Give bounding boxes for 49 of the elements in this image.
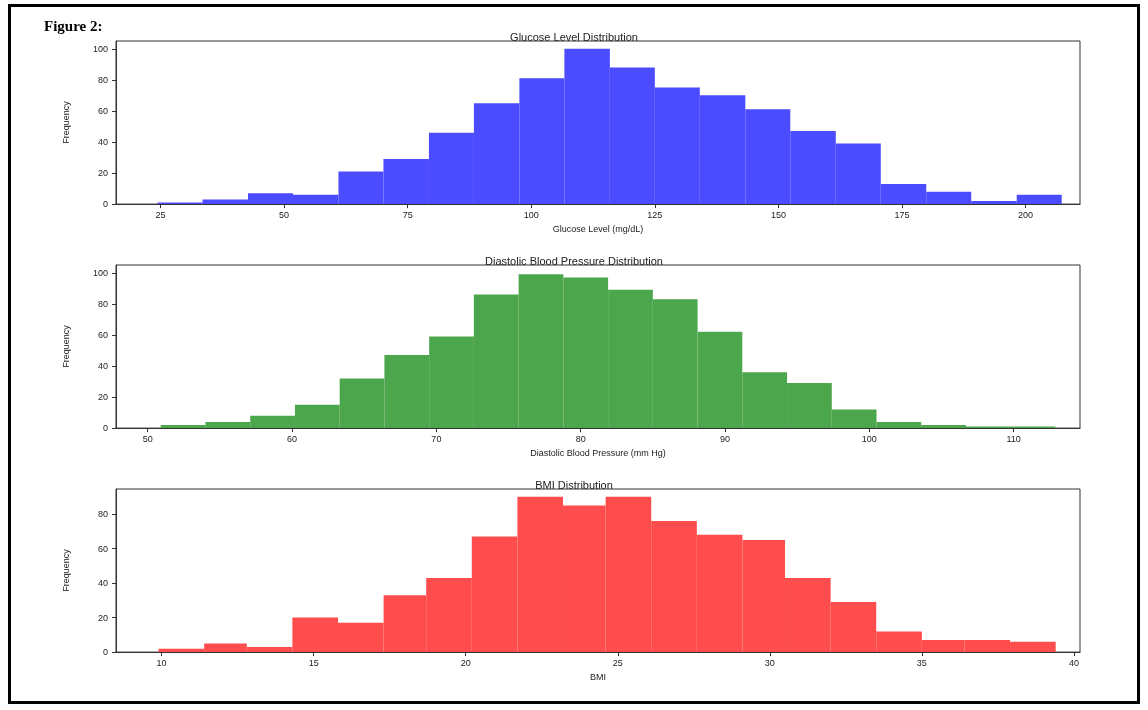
x-tick-label: 100 xyxy=(523,209,539,220)
x-tick-label: 175 xyxy=(894,209,910,220)
x-axis-title: BMI xyxy=(589,671,607,682)
x-axis-title: Diastolic Blood Pressure (mm Hg) xyxy=(530,447,666,458)
x-tick-label: 80 xyxy=(575,433,586,444)
y-tick-label: 80 xyxy=(97,509,108,520)
y-tick-label: 40 xyxy=(97,578,108,589)
x-tick-label: 10 xyxy=(156,657,167,668)
y-axis-title: Frequency xyxy=(60,548,71,592)
x-tick-label: 75 xyxy=(402,209,413,220)
y-tick-label: 60 xyxy=(97,105,108,116)
y-tick-label: 60 xyxy=(97,543,108,554)
y-tick-label: 0 xyxy=(102,199,108,210)
x-tick-label: 70 xyxy=(431,433,442,444)
y-tick-label: 100 xyxy=(92,43,108,54)
x-tick-label: 100 xyxy=(861,433,877,444)
y-axis-title: Frequency xyxy=(60,324,71,368)
x-tick-label: 50 xyxy=(142,433,153,444)
y-tick-label: 20 xyxy=(97,612,108,623)
x-tick-label: 60 xyxy=(287,433,298,444)
x-tick-label: 30 xyxy=(764,657,775,668)
y-tick-label: 20 xyxy=(97,168,108,179)
x-tick-label: 15 xyxy=(308,657,319,668)
y-tick-label: 80 xyxy=(97,74,108,85)
y-tick-label: 60 xyxy=(97,329,108,340)
x-tick-label: 110 xyxy=(1006,433,1021,444)
x-tick-label: 25 xyxy=(612,657,623,668)
y-tick-label: 0 xyxy=(102,647,108,658)
x-tick-label: 50 xyxy=(279,209,290,220)
y-tick-label: 40 xyxy=(97,136,108,147)
y-axis-title: Frequency xyxy=(60,100,71,144)
y-tick-label: 0 xyxy=(102,423,108,434)
chart-title: BMI Distribution xyxy=(535,478,613,491)
y-tick-label: 20 xyxy=(97,392,108,403)
x-tick-label: 90 xyxy=(719,433,730,444)
x-tick-label: 20 xyxy=(460,657,471,668)
y-tick-label: 40 xyxy=(97,360,108,371)
x-tick-label: 40 xyxy=(1068,657,1079,668)
x-tick-label: 125 xyxy=(647,209,663,220)
x-axis-title: Glucose Level (mg/dL) xyxy=(552,223,644,234)
caption: Figure 2: xyxy=(44,18,103,35)
y-tick-label: 100 xyxy=(92,267,108,278)
x-tick-label: 25 xyxy=(155,209,166,220)
chart-title: Glucose Level Distribution xyxy=(510,30,638,43)
x-tick-label: 200 xyxy=(1018,209,1034,220)
y-tick-label: 80 xyxy=(97,298,108,309)
x-tick-label: 150 xyxy=(770,209,786,220)
chart-title: Diastolic Blood Pressure Distribution xyxy=(485,254,663,267)
x-tick-label: 35 xyxy=(916,657,927,668)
━━━━━━━━━━
▶ [EXERCISE PROMPT]: Reproduce all of the data above line for line, with no changes to any character, and leave the picture out of your copy.

▶ [FINISHED EXERCISE]:
Give bounding boxes for 49 of the elements in this image.
x-tick-label: 100 xyxy=(523,209,539,220)
x-tick-label: 175 xyxy=(894,209,910,220)
x-axis-title: BMI xyxy=(589,671,607,682)
x-axis-title: Diastolic Blood Pressure (mm Hg) xyxy=(530,447,666,458)
x-tick-label: 80 xyxy=(575,433,586,444)
y-tick-label: 80 xyxy=(97,509,108,520)
y-tick-label: 40 xyxy=(97,578,108,589)
x-tick-label: 10 xyxy=(156,657,167,668)
y-axis-title: Frequency xyxy=(60,548,71,592)
x-tick-label: 75 xyxy=(402,209,413,220)
y-tick-label: 60 xyxy=(97,105,108,116)
y-tick-label: 60 xyxy=(97,543,108,554)
y-tick-label: 0 xyxy=(102,199,108,210)
x-tick-label: 70 xyxy=(431,433,442,444)
y-tick-label: 100 xyxy=(92,43,108,54)
x-tick-label: 100 xyxy=(861,433,877,444)
y-axis-title: Frequency xyxy=(60,324,71,368)
x-tick-label: 50 xyxy=(142,433,153,444)
y-tick-label: 20 xyxy=(97,612,108,623)
x-tick-label: 60 xyxy=(287,433,298,444)
x-tick-label: 30 xyxy=(764,657,775,668)
y-tick-label: 20 xyxy=(97,168,108,179)
x-tick-label: 15 xyxy=(308,657,319,668)
y-tick-label: 80 xyxy=(97,74,108,85)
y-tick-label: 60 xyxy=(97,329,108,340)
x-tick-label: 110 xyxy=(1006,433,1021,444)
x-tick-label: 25 xyxy=(612,657,623,668)
y-tick-label: 0 xyxy=(102,647,108,658)
x-tick-label: 50 xyxy=(279,209,290,220)
y-tick-label: 40 xyxy=(97,136,108,147)
y-axis-title: Frequency xyxy=(60,100,71,144)
y-tick-label: 0 xyxy=(102,423,108,434)
chart-title: BMI Distribution xyxy=(535,478,613,491)
y-tick-label: 20 xyxy=(97,392,108,403)
x-tick-label: 90 xyxy=(719,433,730,444)
x-tick-label: 20 xyxy=(460,657,471,668)
y-tick-label: 40 xyxy=(97,360,108,371)
x-tick-label: 40 xyxy=(1068,657,1079,668)
x-tick-label: 125 xyxy=(647,209,663,220)
x-axis-title: Glucose Level (mg/dL) xyxy=(552,223,644,234)
caption: Figure 2: xyxy=(44,18,103,35)
y-tick-label: 100 xyxy=(92,267,108,278)
x-tick-label: 25 xyxy=(155,209,166,220)
chart-title: Glucose Level Distribution xyxy=(510,30,638,43)
x-tick-label: 200 xyxy=(1018,209,1034,220)
y-tick-label: 80 xyxy=(97,298,108,309)
x-tick-label: 150 xyxy=(770,209,786,220)
chart-title: Diastolic Blood Pressure Distribution xyxy=(485,254,663,267)
x-tick-label: 35 xyxy=(916,657,927,668)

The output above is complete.